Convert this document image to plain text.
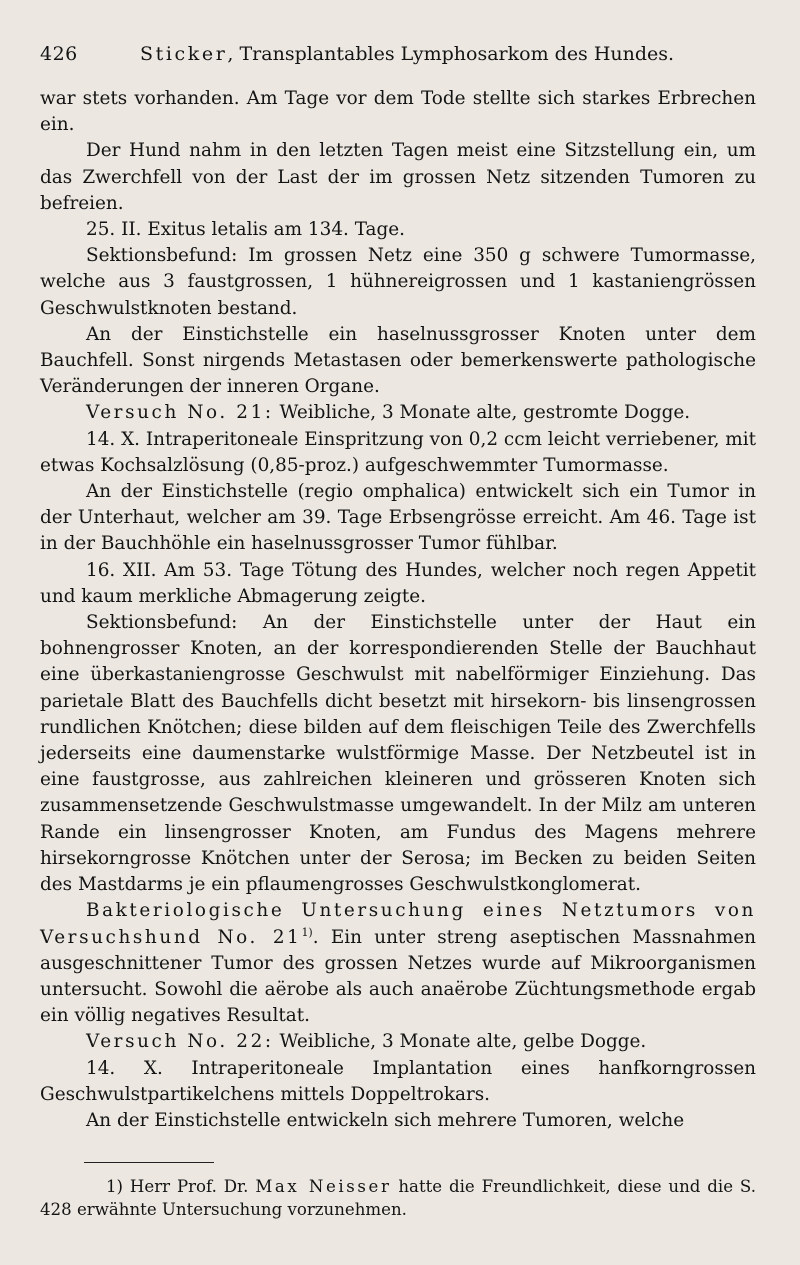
426	Sticker, Transplantables Lymphosarkom des Hundes.

war stets vorhanden. Am Tage vor dem Tode stellte sich starkes Erbrechen ein.

Der Hund nahm in den letzten Tagen meist eine Sitzstellung ein, um das Zwerchfell von der Last der im grossen Netz sitzenden Tumoren zu befreien.

25. II. Exitus letalis am 134. Tage.

Sektionsbefund: Im grossen Netz eine 350 g schwere Tumormasse, welche aus 3 faustgrossen, 1 hühnereigrossen und 1 kastaniengrössen Geschwulstknoten bestand.

An der Einstichstelle ein haselnussgrosser Knoten unter dem Bauchfell. Sonst nirgends Metastasen oder bemerkenswerte pathologische Veränderungen der inneren Organe.

Versuch No. 21: Weibliche, 3 Monate alte, gestromte Dogge.

14. X. Intraperitoneale Einspritzung von 0,2 ccm leicht verriebener, mit etwas Kochsalzlösung (0,85-proz.) aufgeschwemmter Tumormasse.

An der Einstichstelle (regio omphalica) entwickelt sich ein Tumor in der Unterhaut, welcher am 39. Tage Erbsengrösse erreicht. Am 46. Tage ist in der Bauchhöhle ein haselnussgrosser Tumor fühlbar.

16. XII. Am 53. Tage Tötung des Hundes, welcher noch regen Appetit und kaum merkliche Abmagerung zeigte.

Sektionsbefund: An der Einstichstelle unter der Haut ein bohnengrosser Knoten, an der korrespondierenden Stelle der Bauchhaut eine überkastaniengrosse Geschwulst mit nabelförmiger Einziehung. Das parietale Blatt des Bauchfells dicht besetzt mit hirsekorn- bis linsengrossen rundlichen Knötchen; diese bilden auf dem fleischigen Teile des Zwerchfells jederseits eine daumenstarke wulstförmige Masse. Der Netzbeutel ist in eine faustgrosse, aus zahlreichen kleineren und grösseren Knoten sich zusammensetzende Geschwulstmasse umgewandelt. In der Milz am unteren Rande ein linsengrosser Knoten, am Fundus des Magens mehrere hirsekorngrosse Knötchen unter der Serosa; im Becken zu beiden Seiten des Mastdarms je ein pflaumengrosses Geschwulstkonglomerat.

Bakteriologische Untersuchung eines Netztumors von Versuchshund No. 21$^{1)}$. Ein unter streng aseptischen Massnahmen ausgeschnittener Tumor des grossen Netzes wurde auf Mikroorganismen untersucht. Sowohl die aërobe als auch anaërobe Züchtungsmethode ergab ein völlig negatives Resultat.

Versuch No. 22: Weibliche, 3 Monate alte, gelbe Dogge.

14. X. Intraperitoneale Implantation eines hanfkorngrossen Geschwulstpartikelchens mittels Doppeltrokars.

An der Einstichstelle entwickeln sich mehrere Tumoren, welche

1) Herr Prof. Dr. Max Neisser hatte die Freundlichkeit, diese und die S. 428 erwähnte Untersuchung vorzunehmen.
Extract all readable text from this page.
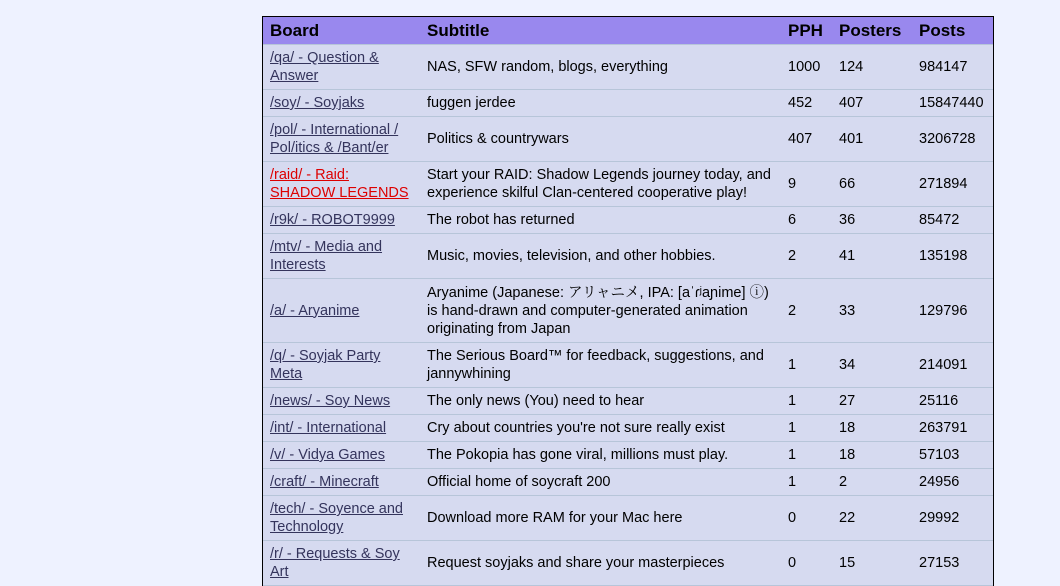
Board	Subtitle	PPH	Posters	Posts
/qa/ - Question & Answer	NAS, SFW random, blogs, everything	1000	124	984147
/soy/ - Soyjaks	fuggen jerdee	452	407	15847440
/pol/ - International / Pol/itics & /Bant/er	Politics & countrywars	407	401	3206728
/raid/ - Raid: SHADOW LEGENDS	Start your RAID: Shadow Legends journey today, and experience skilful Clan-centered cooperative play!	9	66	271894
/r9k/ - ROBOT9999	The robot has returned	6	36	85472
/mtv/ - Media and Interests	Music, movies, television, and other hobbies.	2	41	135198
/a/ - Aryanime	Aryanime (Japanese: アリャニメ, IPA: [aˈɾʲaɲime] ⓘ) is hand-drawn and computer-generated animation originating from Japan	2	33	129796
/q/ - Soyjak Party Meta	The Serious Board™ for feedback, suggestions, and jannywhining	1	34	214091
/news/ - Soy News	The only news (You) need to hear	1	27	25116
/int/ - International	Cry about countries you're not sure really exist	1	18	263791
/v/ - Vidya Games	The Pokopia has gone viral, millions must play.	1	18	57103
/craft/ - Minecraft	Official home of soycraft 200	1	2	24956
/tech/ - Soyence and Technology	Download more RAM for your Mac here	0	22	29992
/r/ - Requests & Soy Art	Request soyjaks and share your masterpieces	0	15	27153
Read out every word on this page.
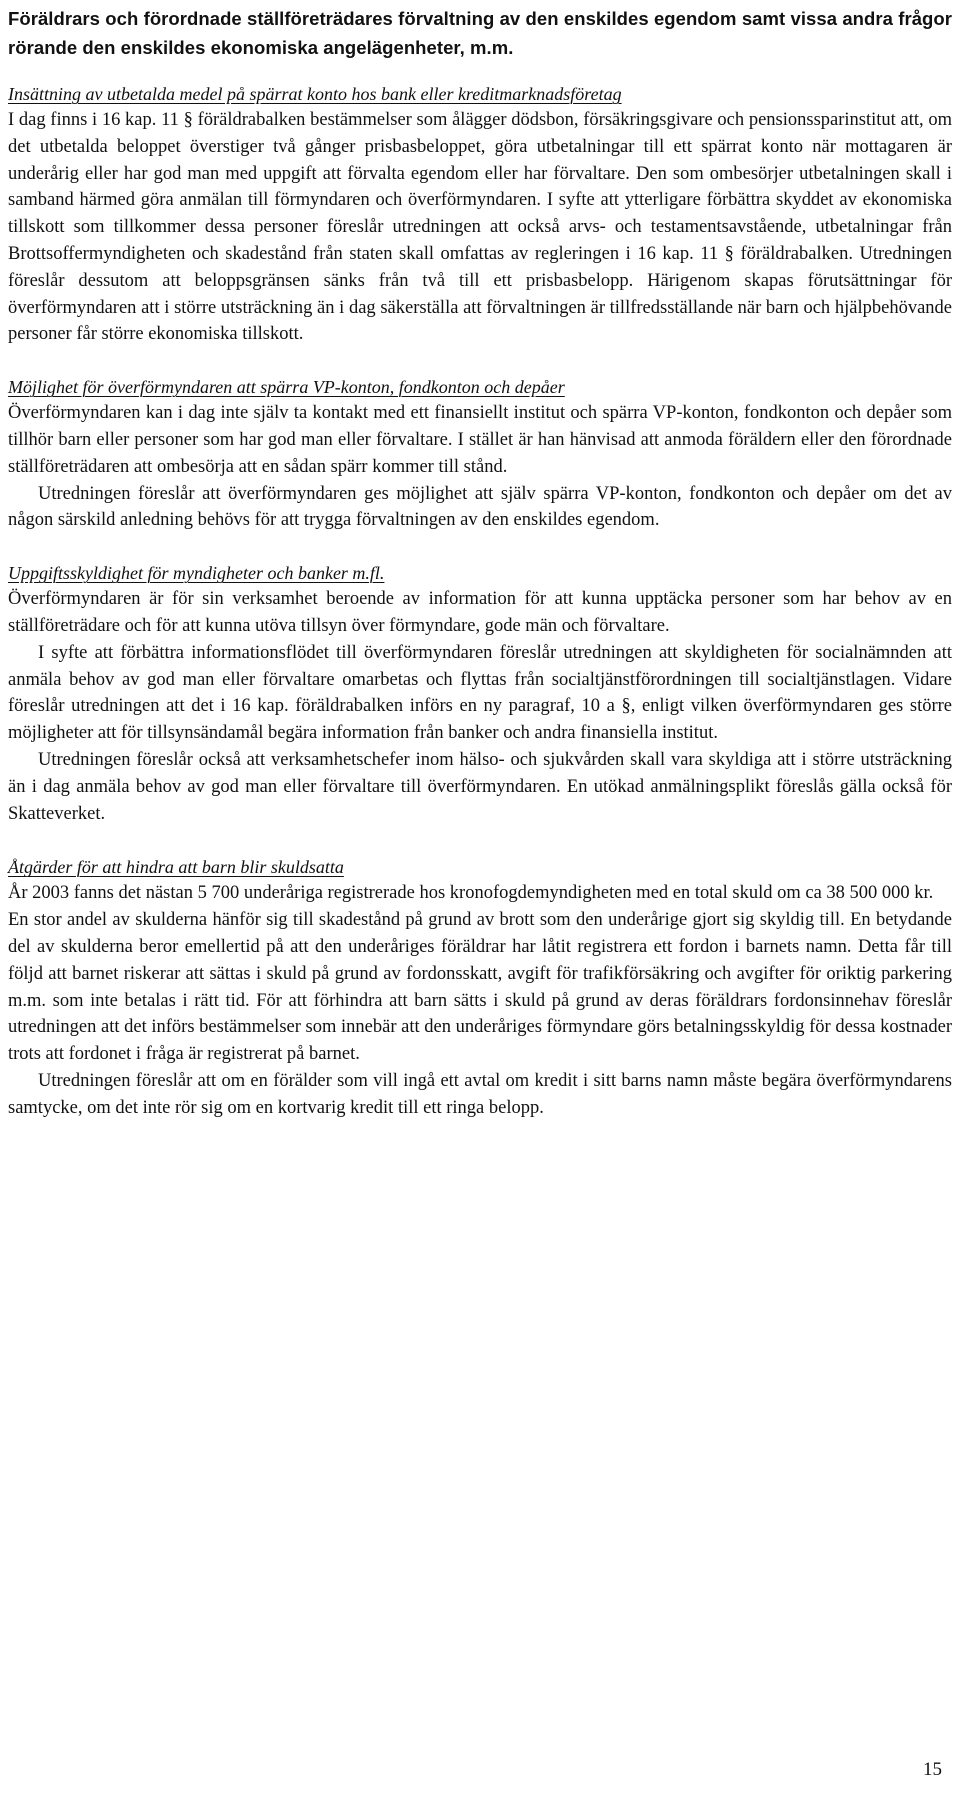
Föräldrars och förordnade ställföreträdares förvaltning av den enskildes egendom samt vissa andra frågor rörande den enskildes ekonomiska angelägenheter, m.m.
Insättning av utbetalda medel på spärrat konto hos bank eller kreditmarknadsföretag

I dag finns i 16 kap. 11 § föräldrabalken bestämmelser som ålägger dödsbon, försäkringsgivare och pensionssparinstitut att, om det utbetalda beloppet överstiger två gånger prisbasbeloppet, göra utbetalningar till ett spärrat konto när mottagaren är underårig eller har god man med uppgift att förvalta egendom eller har förvaltare. Den som ombesörjer utbetalningen skall i samband härmed göra anmälan till förmyndaren och överförmyndaren. I syfte att ytterligare förbättra skyddet av ekonomiska tillskott som tillkommer dessa personer föreslår utredningen att också arvs- och testamentsavstående, utbetalningar från Brottsoffermyndigheten och skadestånd från staten skall omfattas av regleringen i 16 kap. 11 § föräldrabalken. Utredningen föreslår dessutom att beloppsgränsen sänks från två till ett prisbasbelopp. Härigenom skapas förutsättningar för överförmyndaren att i större utsträckning än i dag säkerställa att förvaltningen är tillfredsställande när barn och hjälpbehövande personer får större ekonomiska tillskott.

Möjlighet för överförmyndaren att spärra VP-konton, fondkonton och depåer

Överförmyndaren kan i dag inte själv ta kontakt med ett finansiellt institut och spärra VP-konton, fondkonton och depåer som tillhör barn eller personer som har god man eller förvaltare. I stället är han hänvisad att anmoda föräldern eller den förordnade ställföreträdaren att ombesörja att en sådan spärr kommer till stånd.

Utredningen föreslår att överförmyndaren ges möjlighet att själv spärra VP-konton, fondkonton och depåer om det av någon särskild anledning behövs för att trygga förvaltningen av den enskildes egendom.

Uppgiftsskyldighet för myndigheter och banker m.fl.

Överförmyndaren är för sin verksamhet beroende av information för att kunna upptäcka personer som har behov av en ställföreträdare och för att kunna utöva tillsyn över förmyndare, gode män och förvaltare.

I syfte att förbättra informationsflödet till överförmyndaren föreslår utredningen att skyldigheten för socialnämnden att anmäla behov av god man eller förvaltare omarbetas och flyttas från socialtjänstförordningen till socialtjänstlagen. Vidare föreslår utredningen att det i 16 kap. föräldrabalken införs en ny paragraf, 10 a §, enligt vilken överförmyndaren ges större möjligheter att för tillsynsändamål begära information från banker och andra finansiella institut.

Utredningen föreslår också att verksamhetschefer inom hälso- och sjukvården skall vara skyldiga att i större utsträckning än i dag anmäla behov av god man eller förvaltare till överförmyndaren. En utökad anmälningsplikt föreslås gälla också för Skatteverket.

Åtgärder för att hindra att barn blir skuldsatta

År 2003 fanns det nästan 5 700 underåriga registrerade hos kronofogdemyndigheten med en total skuld om ca 38 500 000 kr.

En stor andel av skulderna hänför sig till skadestånd på grund av brott som den underårige gjort sig skyldig till. En betydande del av skulderna beror emellertid på att den underåriges föräldrar har låtit registrera ett fordon i barnets namn. Detta får till följd att barnet riskerar att sättas i skuld på grund av fordonsskatt, avgift för trafikförsäkring och avgifter för oriktig parkering m.m. som inte betalas i rätt tid. För att förhindra att barn sätts i skuld på grund av deras föräldrars fordonsinnehav föreslår utredningen att det införs bestämmelser som innebär att den underåriges förmyndare görs betalningsskyldig för dessa kostnader trots att fordonet i fråga är registrerat på barnet.

Utredningen föreslår att om en förälder som vill ingå ett avtal om kredit i sitt barns namn måste begära överförmyndarens samtycke, om det inte rör sig om en kortvarig kredit till ett ringa belopp.

15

• • • • •

**ACTIVITY:** With all pictures omitted, repeat every record above word for word.

**ANSWER TO THIS PROBLEM:**
Convert this document image to plain text.
426	Sticker, Transplantables Lymphosarkom des Hundes.

war stets vorhanden. Am Tage vor dem Tode stellte sich starkes Erbrechen ein.

Der Hund nahm in den letzten Tagen meist eine Sitzstellung ein, um das Zwerchfell von der Last der im grossen Netz sitzenden Tumoren zu befreien.

25. II. Exitus letalis am 134. Tage.

Sektionsbefund: Im grossen Netz eine 350 g schwere Tumormasse, welche aus 3 faustgrossen, 1 hühnereigrossen und 1 kastaniengrössen Geschwulstknoten bestand.

An der Einstichstelle ein haselnussgrosser Knoten unter dem Bauchfell. Sonst nirgends Metastasen oder bemerkenswerte pathologische Veränderungen der inneren Organe.

Versuch No. 21: Weibliche, 3 Monate alte, gestromte Dogge.

14. X. Intraperitoneale Einspritzung von 0,2 ccm leicht verriebener, mit etwas Kochsalzlösung (0,85-proz.) aufgeschwemmter Tumormasse.

An der Einstichstelle (regio omphalica) entwickelt sich ein Tumor in der Unterhaut, welcher am 39. Tage Erbsengrösse erreicht. Am 46. Tage ist in der Bauchhöhle ein haselnussgrosser Tumor fühlbar.

16. XII. Am 53. Tage Tötung des Hundes, welcher noch regen Appetit und kaum merkliche Abmagerung zeigte.

Sektionsbefund: An der Einstichstelle unter der Haut ein bohnengrosser Knoten, an der korrespondierenden Stelle der Bauchhaut eine überkastaniengrosse Geschwulst mit nabelförmiger Einziehung. Das parietale Blatt des Bauchfells dicht besetzt mit hirsekorn- bis linsengrossen rundlichen Knötchen; diese bilden auf dem fleischigen Teile des Zwerchfells jederseits eine daumenstarke wulstförmige Masse. Der Netzbeutel ist in eine faustgrosse, aus zahlreichen kleineren und grösseren Knoten sich zusammensetzende Geschwulstmasse umgewandelt. In der Milz am unteren Rande ein linsengrosser Knoten, am Fundus des Magens mehrere hirsekorngrosse Knötchen unter der Serosa; im Becken zu beiden Seiten des Mastdarms je ein pflaumengrosses Geschwulstkonglomerat.

Bakteriologische Untersuchung eines Netztumors von Versuchshund No. 21$^{1)}$. Ein unter streng aseptischen Massnahmen ausgeschnittener Tumor des grossen Netzes wurde auf Mikroorganismen untersucht. Sowohl die aërobe als auch anaërobe Züchtungsmethode ergab ein völlig negatives Resultat.

Versuch No. 22: Weibliche, 3 Monate alte, gelbe Dogge.

14. X. Intraperitoneale Implantation eines hanfkorngrossen Geschwulstpartikelchens mittels Doppeltrokars.

An der Einstichstelle entwickeln sich mehrere Tumoren, welche

1) Herr Prof. Dr. Max Neisser hatte die Freundlichkeit, diese und die S. 428 erwähnte Untersuchung vorzunehmen.
Extract all readable text from this page.
Board	Subtitle	PPH	Posters	Posts
/qa/ - Question & Answer	NAS, SFW random, blogs, everything	1000	124	984147
/soy/ - Soyjaks	fuggen jerdee	452	407	15847440
/pol/ - International / Pol/itics & /Bant/er	Politics & countrywars	407	401	3206728
/raid/ - Raid: SHADOW LEGENDS	Start your RAID: Shadow Legends journey today, and experience skilful Clan-centered cooperative play!	9	66	271894
/r9k/ - ROBOT9999	The robot has returned	6	36	85472
/mtv/ - Media and Interests	Music, movies, television, and other hobbies.	2	41	135198
/a/ - Aryanime	Aryanime (Japanese: アリャニメ, IPA: [aˈɾʲaɲime] ⓘ) is hand-drawn and computer-generated animation originating from Japan	2	33	129796
/q/ - Soyjak Party Meta	The Serious Board™ for feedback, suggestions, and jannywhining	1	34	214091
/news/ - Soy News	The only news (You) need to hear	1	27	25116
/int/ - International	Cry about countries you're not sure really exist	1	18	263791
/v/ - Vidya Games	The Pokopia has gone viral, millions must play.	1	18	57103
/craft/ - Minecraft	Official home of soycraft 200	1	2	24956
/tech/ - Soyence and Technology	Download more RAM for your Mac here	0	22	29992
/r/ - Requests & Soy Art	Request soyjaks and share your masterpieces	0	15	27153
Read out every word on this page.
Föräldrars och förordnade ställföreträdares förvaltning av den enskildes egendom samt vissa andra frågor rörande den enskildes ekonomiska angelägenheter, m.m.
Insättning av utbetalda medel på spärrat konto hos bank eller kreditmarknadsföretag

I dag finns i 16 kap. 11 § föräldrabalken bestämmelser som ålägger dödsbon, försäkringsgivare och pensionssparinstitut att, om det utbetalda beloppet överstiger två gånger prisbasbeloppet, göra utbetalningar till ett spärrat konto när mottagaren är underårig eller har god man med uppgift att förvalta egendom eller har förvaltare. Den som ombesörjer utbetalningen skall i samband härmed göra anmälan till förmyndaren och överförmyndaren. I syfte att ytterligare förbättra skyddet av ekonomiska tillskott som tillkommer dessa personer föreslår utredningen att också arvs- och testamentsavstående, utbetalningar från Brottsoffermyndigheten och skadestånd från staten skall omfattas av regleringen i 16 kap. 11 § föräldrabalken. Utredningen föreslår dessutom att beloppsgränsen sänks från två till ett prisbasbelopp. Härigenom skapas förutsättningar för överförmyndaren att i större utsträckning än i dag säkerställa att förvaltningen är tillfredsställande när barn och hjälpbehövande personer får större ekonomiska tillskott.

Möjlighet för överförmyndaren att spärra VP-konton, fondkonton och depåer

Överförmyndaren kan i dag inte själv ta kontakt med ett finansiellt institut och spärra VP-konton, fondkonton och depåer som tillhör barn eller personer som har god man eller förvaltare. I stället är han hänvisad att anmoda föräldern eller den förordnade ställföreträdaren att ombesörja att en sådan spärr kommer till stånd.

Utredningen föreslår att överförmyndaren ges möjlighet att själv spärra VP-konton, fondkonton och depåer om det av någon särskild anledning behövs för att trygga förvaltningen av den enskildes egendom.

Uppgiftsskyldighet för myndigheter och banker m.fl.

Överförmyndaren är för sin verksamhet beroende av information för att kunna upptäcka personer som har behov av en ställföreträdare och för att kunna utöva tillsyn över förmyndare, gode män och förvaltare.

I syfte att förbättra informationsflödet till överförmyndaren föreslår utredningen att skyldigheten för socialnämnden att anmäla behov av god man eller förvaltare omarbetas och flyttas från socialtjänstförordningen till socialtjänstlagen. Vidare föreslår utredningen att det i 16 kap. föräldrabalken införs en ny paragraf, 10 a §, enligt vilken överförmyndaren ges större möjligheter att för tillsynsändamål begära information från banker och andra finansiella institut.

Utredningen föreslår också att verksamhetschefer inom hälso- och sjukvården skall vara skyldiga att i större utsträckning än i dag anmäla behov av god man eller förvaltare till överförmyndaren. En utökad anmälningsplikt föreslås gälla också för Skatteverket.

Åtgärder för att hindra att barn blir skuldsatta

År 2003 fanns det nästan 5 700 underåriga registrerade hos kronofogdemyndigheten med en total skuld om ca 38 500 000 kr.

En stor andel av skulderna hänför sig till skadestånd på grund av brott som den underårige gjort sig skyldig till. En betydande del av skulderna beror emellertid på att den underåriges föräldrar har låtit registrera ett fordon i barnets namn. Detta får till följd att barnet riskerar att sättas i skuld på grund av fordonsskatt, avgift för trafikförsäkring och avgifter för oriktig parkering m.m. som inte betalas i rätt tid. För att förhindra att barn sätts i skuld på grund av deras föräldrars fordonsinnehav föreslår utredningen att det införs bestämmelser som innebär att den underåriges förmyndare görs betalningsskyldig för dessa kostnader trots att fordonet i fråga är registrerat på barnet.

Utredningen föreslår att om en förälder som vill ingå ett avtal om kredit i sitt barns namn måste begära överförmyndarens samtycke, om det inte rör sig om en kortvarig kredit till ett ringa belopp.

15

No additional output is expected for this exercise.